* Extrait du document
━━━━━━━━━━━━━━━━━━━━

Arrêt du 28 mars 2008
Ire Cour de droit civil

Composition
MM. et Mme les Juges Corboz, Président, Kolly et Kiss.
Greffière: Mme Godat Zimmermann.

Parties
Banque X.________,
recourante, représentée par Me Serge Fasel,

contre

Y.________,
intimé, représenté par Me Pierre de Preux.

Objet
responsabilité de la banque; prescription; décision incidente,

recours contre l'arrêt de la Chambre civile de la Cour de justice du canton de
Genève du 21 décembre 2007.

Faits:

A.
A.________, gestionnaire de fortune indépendant, s'occupait des dossiers d'une
soixantaine de clients, qui lui avaient confié environ 40'000'000 fr. Il
versait l'argent reçu des investisseurs sur plusieurs comptes privés auprès de
la Banque X.________ (ci-après: X.________). Confronté à des pertes, il a
utilisé l'argent de certains clients pour en rembourser d'autres ou pour payer
des intérêts. Le 9 juillet 2000, il s'est spontanément dénoncé auprès du
Procureur général; il a été inculpé d'escroquerie, de gestion déloyale et de
faux dans les titres. Par la suite, les deux employés de X.________
responsables des comptes de A.________ ont également été inculpés, notamment
pour avoir accepté que le client procède à de nombreuses opérations de
transfert de fonds sur ses comptes sans en vérifier l'origine ni la
destination, qu'il mélange sur ses comptes ses propres avoirs avec ceux de ses
clients de façon anonyme et qu'il indique faussement être l'ayant droit
économique des fonds placés sur ses comptes.

━━━━━━━━━━━━━━━━━━━━

* Tâche demandée a
D'après l'arrêt, pour quels motifs les deux employés de X.________ responsables des comptes de A.________ ont-ils été inculpés ? Répondez en une à trois phrases.
L'arrêt et les enregistrements n'ont aucun lien entre eux.

(Enregistrements de données)
━━━━━━━━━━━━━━━━━━━━

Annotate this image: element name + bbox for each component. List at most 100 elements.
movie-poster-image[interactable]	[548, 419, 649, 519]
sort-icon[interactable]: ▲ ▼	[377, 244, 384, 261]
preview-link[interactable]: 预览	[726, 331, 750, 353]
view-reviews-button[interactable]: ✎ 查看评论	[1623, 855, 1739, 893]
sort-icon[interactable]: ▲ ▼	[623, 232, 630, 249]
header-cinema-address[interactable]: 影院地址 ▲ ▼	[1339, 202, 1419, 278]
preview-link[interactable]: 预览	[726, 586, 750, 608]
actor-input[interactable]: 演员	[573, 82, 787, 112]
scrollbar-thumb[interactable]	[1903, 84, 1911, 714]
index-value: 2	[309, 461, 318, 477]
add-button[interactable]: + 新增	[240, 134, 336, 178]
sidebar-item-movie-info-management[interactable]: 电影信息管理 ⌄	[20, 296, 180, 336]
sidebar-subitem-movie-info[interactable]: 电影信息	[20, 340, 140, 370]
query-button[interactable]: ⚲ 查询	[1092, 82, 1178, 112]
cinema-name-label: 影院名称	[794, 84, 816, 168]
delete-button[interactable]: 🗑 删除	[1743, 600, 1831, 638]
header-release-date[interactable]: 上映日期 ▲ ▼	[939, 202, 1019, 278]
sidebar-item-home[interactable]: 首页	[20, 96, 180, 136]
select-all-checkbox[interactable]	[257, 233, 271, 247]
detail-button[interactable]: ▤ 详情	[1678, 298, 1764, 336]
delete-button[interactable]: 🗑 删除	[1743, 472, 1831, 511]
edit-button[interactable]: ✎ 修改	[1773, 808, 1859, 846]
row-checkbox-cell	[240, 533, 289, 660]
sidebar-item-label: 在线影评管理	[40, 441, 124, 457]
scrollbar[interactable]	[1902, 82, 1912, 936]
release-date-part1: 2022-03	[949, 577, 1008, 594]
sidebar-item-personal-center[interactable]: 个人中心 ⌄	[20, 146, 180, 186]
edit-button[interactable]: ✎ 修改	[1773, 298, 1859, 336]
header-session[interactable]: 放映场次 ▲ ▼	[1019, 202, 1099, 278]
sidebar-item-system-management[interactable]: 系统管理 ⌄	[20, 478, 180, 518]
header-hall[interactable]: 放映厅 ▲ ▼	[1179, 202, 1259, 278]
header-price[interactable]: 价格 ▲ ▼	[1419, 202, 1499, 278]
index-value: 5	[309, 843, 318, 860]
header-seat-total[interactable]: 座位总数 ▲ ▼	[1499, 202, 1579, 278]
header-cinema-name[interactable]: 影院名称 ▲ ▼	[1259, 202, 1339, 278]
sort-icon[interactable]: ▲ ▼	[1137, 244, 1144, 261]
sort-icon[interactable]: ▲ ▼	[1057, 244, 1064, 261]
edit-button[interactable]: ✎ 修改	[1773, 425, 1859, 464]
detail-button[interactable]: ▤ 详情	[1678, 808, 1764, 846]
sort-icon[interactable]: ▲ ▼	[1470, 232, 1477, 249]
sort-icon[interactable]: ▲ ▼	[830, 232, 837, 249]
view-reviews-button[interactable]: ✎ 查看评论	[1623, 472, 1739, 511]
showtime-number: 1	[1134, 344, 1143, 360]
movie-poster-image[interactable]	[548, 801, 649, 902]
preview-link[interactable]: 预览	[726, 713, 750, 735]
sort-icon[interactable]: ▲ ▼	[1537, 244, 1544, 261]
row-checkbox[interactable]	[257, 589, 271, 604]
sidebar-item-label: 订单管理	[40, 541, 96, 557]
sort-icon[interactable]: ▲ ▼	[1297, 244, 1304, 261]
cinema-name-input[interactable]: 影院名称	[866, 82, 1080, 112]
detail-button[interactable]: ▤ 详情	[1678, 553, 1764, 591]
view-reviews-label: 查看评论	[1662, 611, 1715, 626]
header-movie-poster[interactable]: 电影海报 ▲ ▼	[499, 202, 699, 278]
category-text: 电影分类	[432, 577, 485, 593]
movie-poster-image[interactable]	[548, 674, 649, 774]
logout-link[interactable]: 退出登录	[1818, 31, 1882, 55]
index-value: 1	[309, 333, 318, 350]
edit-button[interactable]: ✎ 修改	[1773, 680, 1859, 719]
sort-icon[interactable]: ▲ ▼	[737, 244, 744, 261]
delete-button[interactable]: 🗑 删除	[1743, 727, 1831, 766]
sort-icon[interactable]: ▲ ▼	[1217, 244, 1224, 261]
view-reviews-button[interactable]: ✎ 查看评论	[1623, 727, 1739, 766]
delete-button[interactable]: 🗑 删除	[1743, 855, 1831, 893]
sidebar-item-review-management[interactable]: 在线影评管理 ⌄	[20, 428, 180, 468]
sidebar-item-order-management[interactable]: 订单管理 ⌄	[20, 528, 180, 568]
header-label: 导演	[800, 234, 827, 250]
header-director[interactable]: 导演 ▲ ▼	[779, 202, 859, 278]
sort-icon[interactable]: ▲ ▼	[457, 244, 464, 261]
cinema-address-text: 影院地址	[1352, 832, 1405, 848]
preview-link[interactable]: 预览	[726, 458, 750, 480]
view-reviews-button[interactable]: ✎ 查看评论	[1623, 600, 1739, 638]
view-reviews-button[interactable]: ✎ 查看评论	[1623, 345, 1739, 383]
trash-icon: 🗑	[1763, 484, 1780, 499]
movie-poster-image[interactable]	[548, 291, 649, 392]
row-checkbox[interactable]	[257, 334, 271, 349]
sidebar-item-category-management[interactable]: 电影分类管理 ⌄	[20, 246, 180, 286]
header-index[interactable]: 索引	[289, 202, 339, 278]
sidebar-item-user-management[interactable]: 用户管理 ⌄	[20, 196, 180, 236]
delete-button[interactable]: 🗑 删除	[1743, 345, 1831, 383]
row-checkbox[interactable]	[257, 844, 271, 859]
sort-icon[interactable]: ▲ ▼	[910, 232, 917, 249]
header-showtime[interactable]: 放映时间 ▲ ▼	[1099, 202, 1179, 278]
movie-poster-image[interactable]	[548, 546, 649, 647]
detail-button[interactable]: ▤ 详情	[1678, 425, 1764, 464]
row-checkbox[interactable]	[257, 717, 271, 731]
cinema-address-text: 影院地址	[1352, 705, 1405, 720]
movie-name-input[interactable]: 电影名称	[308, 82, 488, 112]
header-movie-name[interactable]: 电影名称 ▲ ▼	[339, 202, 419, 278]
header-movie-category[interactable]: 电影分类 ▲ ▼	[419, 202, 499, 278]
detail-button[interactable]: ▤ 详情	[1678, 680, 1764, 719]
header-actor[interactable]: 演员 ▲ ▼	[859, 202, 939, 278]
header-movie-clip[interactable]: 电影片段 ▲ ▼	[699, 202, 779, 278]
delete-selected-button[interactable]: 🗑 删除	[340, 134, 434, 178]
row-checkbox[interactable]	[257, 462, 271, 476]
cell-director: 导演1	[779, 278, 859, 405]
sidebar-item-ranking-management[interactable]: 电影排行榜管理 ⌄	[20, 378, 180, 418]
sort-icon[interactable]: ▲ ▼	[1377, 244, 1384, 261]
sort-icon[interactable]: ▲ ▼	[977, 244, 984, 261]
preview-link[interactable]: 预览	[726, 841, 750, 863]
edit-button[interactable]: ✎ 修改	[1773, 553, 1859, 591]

━━━━━━━━━━━━━━━━━━━━

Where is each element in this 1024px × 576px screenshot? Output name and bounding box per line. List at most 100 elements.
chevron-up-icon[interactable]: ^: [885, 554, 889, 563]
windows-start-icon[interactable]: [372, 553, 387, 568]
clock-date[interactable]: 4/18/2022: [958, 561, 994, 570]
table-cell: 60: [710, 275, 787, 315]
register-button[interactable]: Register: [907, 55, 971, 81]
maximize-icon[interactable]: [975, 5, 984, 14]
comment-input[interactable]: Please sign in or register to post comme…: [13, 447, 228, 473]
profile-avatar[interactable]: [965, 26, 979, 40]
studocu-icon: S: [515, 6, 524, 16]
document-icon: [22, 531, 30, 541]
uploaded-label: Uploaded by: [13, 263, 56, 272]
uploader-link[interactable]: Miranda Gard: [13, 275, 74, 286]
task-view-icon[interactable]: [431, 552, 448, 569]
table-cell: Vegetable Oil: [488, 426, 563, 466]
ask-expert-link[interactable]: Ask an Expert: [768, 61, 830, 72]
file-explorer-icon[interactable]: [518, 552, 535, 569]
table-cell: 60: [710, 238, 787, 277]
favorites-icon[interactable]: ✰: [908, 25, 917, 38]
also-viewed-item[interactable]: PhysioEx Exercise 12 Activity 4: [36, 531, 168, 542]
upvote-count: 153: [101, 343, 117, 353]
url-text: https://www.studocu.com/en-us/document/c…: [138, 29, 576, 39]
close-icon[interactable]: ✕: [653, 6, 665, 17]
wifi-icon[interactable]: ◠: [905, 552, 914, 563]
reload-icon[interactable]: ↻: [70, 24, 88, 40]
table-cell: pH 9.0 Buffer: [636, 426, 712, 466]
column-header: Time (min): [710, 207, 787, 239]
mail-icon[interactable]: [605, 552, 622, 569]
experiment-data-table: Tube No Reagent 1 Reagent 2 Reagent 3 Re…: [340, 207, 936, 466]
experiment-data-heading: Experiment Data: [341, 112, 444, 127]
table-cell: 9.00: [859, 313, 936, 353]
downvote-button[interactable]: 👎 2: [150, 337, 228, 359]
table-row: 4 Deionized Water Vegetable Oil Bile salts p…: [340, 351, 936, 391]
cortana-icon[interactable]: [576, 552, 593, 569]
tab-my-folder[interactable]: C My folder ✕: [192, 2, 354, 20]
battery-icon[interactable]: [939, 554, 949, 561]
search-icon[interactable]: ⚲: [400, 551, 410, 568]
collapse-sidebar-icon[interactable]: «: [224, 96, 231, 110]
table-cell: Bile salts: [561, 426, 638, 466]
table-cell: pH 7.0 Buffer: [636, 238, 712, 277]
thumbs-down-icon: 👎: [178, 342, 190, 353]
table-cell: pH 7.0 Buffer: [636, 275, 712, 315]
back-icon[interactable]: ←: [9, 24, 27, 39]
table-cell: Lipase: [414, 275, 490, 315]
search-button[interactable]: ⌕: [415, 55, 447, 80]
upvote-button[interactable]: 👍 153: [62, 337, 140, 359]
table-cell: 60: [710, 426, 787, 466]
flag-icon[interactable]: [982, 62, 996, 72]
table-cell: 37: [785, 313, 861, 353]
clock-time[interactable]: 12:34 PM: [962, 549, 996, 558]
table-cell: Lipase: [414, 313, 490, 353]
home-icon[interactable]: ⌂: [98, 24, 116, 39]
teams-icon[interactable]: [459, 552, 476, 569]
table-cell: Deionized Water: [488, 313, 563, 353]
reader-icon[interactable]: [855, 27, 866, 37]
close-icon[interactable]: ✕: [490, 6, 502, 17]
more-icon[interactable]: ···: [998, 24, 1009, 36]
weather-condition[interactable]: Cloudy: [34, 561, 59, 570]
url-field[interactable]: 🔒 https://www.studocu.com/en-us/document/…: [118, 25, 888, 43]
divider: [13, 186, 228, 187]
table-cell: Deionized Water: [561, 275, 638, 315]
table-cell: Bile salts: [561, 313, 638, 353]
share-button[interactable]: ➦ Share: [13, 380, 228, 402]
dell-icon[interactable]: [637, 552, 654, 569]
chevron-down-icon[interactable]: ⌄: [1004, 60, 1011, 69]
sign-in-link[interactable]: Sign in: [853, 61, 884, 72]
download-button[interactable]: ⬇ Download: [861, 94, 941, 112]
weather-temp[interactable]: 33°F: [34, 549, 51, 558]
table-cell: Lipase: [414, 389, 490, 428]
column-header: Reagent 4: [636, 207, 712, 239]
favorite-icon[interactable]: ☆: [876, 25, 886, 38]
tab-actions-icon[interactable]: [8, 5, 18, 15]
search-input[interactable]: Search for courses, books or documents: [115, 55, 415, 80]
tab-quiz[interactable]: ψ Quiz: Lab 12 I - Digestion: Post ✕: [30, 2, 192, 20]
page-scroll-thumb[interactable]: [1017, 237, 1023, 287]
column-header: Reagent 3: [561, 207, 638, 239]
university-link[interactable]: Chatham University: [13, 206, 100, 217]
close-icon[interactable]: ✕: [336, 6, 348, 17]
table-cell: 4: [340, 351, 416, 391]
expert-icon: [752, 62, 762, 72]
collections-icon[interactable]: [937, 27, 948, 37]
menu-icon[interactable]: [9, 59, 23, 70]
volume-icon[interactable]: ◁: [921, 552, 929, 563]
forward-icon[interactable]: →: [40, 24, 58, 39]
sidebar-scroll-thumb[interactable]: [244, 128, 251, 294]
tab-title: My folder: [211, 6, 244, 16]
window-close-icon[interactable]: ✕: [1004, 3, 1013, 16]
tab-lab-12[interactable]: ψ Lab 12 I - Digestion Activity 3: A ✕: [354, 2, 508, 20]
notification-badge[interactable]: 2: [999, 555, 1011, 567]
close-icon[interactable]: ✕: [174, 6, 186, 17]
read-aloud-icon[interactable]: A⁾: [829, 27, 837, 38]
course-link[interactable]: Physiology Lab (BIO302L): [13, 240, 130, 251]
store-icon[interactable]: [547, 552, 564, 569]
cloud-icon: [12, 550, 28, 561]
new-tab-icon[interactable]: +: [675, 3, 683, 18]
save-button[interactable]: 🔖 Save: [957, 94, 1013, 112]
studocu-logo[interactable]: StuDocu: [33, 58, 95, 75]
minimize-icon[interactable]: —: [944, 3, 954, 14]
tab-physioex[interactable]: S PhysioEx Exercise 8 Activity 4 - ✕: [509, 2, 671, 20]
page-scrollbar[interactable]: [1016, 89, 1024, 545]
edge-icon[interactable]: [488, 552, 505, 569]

━━━━━━━━━━━━━━━━━━━━

* Tâche demandée b
Réécrivez, s'il vous plaît, les lignes des enregistrements en commençant par celle qui contient « Annotate this image: element » et en allant jusqu'à celle qui contient « 232, 630, 249] », incluse. Remplacez « sort-icon » par « order-icon », ne changez rien d'autre et ne donnez que ces lignes.

* Solution complète a
Ils ont été inculpés notamment pour avoir accepté que A.________ procède à de nombreuses opérations de transfert de fonds sur ses comptes sans en vérifier l'origine ni la destination. Ils lui ont aussi permis de mélanger anonymement sur ses comptes ses propres avoirs avec ceux de ses clients, et d'indiquer faussement être l'ayant droit économique des fonds placés sur ces comptes.

* Solution complète b
Annotate this image: element name + bbox for each component. List at most 100 elements.
movie-poster-image[interactable]	[548, 419, 649, 519]
order-icon[interactable]: ▲ ▼	[377, 244, 384, 261]
preview-link[interactable]: 预览	[726, 331, 750, 353]
view-reviews-button[interactable]: ✎ 查看评论	[1623, 855, 1739, 893]
order-icon[interactable]: ▲ ▼	[623, 232, 630, 249]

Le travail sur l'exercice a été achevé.